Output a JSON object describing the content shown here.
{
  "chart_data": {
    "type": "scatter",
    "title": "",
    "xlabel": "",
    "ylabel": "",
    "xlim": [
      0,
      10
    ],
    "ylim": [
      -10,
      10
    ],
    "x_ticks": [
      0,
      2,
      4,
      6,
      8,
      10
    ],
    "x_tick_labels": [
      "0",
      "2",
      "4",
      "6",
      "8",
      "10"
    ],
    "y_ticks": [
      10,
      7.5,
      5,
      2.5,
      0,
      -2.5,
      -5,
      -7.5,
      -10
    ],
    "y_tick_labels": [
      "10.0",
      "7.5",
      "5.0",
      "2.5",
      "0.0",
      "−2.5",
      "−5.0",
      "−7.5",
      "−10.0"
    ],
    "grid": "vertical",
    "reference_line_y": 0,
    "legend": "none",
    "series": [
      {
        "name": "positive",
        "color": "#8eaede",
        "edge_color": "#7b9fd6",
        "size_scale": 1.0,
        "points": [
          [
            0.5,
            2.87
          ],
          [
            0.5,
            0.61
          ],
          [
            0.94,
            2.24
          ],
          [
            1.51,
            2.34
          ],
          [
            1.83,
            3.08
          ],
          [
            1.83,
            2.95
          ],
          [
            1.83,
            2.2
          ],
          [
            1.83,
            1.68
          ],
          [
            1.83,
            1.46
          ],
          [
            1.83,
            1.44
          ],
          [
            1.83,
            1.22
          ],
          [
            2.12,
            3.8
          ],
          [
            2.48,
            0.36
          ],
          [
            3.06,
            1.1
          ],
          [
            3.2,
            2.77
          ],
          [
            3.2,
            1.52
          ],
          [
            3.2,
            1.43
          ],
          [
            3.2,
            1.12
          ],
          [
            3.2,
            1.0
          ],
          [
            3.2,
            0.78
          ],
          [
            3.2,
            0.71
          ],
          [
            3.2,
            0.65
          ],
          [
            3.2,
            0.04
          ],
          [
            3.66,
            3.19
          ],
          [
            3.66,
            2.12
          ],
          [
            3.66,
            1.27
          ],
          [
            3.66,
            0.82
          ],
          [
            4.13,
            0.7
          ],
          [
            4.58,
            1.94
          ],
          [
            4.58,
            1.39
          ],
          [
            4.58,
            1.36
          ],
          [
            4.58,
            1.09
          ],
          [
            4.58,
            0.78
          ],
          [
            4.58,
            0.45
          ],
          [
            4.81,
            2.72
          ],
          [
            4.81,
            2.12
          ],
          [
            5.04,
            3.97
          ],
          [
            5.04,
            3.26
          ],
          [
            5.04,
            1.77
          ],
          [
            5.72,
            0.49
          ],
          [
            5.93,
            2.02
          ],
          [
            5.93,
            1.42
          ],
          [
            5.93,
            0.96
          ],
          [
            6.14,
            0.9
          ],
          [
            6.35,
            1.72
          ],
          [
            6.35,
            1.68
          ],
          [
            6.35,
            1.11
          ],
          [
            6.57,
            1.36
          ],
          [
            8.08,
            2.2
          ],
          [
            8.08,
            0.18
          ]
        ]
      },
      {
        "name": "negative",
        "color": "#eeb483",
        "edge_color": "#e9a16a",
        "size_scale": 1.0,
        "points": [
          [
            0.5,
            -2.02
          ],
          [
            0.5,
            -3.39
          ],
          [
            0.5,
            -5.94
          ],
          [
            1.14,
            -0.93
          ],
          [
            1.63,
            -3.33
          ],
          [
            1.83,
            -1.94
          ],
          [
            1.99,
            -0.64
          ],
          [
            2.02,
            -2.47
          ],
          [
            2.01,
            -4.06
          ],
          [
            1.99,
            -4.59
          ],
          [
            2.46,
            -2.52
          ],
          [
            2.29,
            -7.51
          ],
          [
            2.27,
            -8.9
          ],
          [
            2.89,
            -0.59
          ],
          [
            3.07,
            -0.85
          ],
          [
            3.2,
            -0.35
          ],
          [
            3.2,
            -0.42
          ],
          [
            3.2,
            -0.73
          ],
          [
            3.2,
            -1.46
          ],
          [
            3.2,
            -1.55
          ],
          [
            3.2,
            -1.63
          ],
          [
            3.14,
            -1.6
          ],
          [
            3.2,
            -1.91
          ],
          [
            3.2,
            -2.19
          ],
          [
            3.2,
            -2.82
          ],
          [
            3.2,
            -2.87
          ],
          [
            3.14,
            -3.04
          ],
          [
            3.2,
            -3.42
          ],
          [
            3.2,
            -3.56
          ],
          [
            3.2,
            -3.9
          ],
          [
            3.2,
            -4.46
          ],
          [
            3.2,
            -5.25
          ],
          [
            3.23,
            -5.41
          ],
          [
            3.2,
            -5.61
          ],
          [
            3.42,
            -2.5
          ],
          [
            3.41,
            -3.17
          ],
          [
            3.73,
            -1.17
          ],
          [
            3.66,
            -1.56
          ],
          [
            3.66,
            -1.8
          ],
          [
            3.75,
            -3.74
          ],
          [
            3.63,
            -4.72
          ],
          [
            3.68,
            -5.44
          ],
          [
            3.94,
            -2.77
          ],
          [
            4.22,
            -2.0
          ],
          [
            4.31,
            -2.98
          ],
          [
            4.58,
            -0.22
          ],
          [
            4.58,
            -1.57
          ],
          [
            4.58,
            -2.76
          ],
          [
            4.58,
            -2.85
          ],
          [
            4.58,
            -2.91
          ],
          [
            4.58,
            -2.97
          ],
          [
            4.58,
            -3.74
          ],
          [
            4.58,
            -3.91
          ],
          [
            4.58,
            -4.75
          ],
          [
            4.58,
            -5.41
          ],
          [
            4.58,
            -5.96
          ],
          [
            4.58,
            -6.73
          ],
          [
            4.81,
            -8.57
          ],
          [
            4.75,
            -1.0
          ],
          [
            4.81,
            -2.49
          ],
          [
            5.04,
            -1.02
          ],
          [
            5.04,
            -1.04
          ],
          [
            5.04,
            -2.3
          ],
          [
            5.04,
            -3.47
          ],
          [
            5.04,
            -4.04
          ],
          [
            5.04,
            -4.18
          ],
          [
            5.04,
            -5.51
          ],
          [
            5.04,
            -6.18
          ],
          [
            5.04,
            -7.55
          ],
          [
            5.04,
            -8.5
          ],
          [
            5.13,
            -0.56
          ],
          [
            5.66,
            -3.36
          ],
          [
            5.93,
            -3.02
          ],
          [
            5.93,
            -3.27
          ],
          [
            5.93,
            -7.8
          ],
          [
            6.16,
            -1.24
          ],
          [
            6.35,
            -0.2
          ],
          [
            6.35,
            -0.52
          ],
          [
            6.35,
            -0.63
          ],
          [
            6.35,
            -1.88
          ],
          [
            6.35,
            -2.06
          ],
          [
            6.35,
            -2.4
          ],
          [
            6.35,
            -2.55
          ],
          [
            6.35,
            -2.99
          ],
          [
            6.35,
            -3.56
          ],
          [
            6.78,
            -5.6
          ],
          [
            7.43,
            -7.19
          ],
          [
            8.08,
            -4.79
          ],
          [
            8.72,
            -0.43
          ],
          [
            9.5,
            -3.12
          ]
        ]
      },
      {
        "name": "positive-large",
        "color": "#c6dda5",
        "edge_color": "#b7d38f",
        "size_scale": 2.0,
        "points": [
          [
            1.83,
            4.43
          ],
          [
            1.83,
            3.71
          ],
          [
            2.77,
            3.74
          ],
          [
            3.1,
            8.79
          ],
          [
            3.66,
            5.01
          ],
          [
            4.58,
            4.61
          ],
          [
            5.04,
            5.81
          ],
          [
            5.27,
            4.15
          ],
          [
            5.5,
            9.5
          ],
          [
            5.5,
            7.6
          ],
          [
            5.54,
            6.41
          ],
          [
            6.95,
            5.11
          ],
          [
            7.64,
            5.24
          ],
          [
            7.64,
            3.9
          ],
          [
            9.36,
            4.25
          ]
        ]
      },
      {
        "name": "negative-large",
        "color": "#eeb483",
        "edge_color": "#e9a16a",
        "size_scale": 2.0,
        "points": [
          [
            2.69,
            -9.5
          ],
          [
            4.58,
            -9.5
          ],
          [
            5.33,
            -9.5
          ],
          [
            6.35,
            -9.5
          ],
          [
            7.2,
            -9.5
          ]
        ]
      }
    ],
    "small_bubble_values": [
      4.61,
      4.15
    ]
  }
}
···
● AIM OF THE TASK: State how many lines of the data include the word "name", with nothing else.

● THE COMPLETED TASK: 4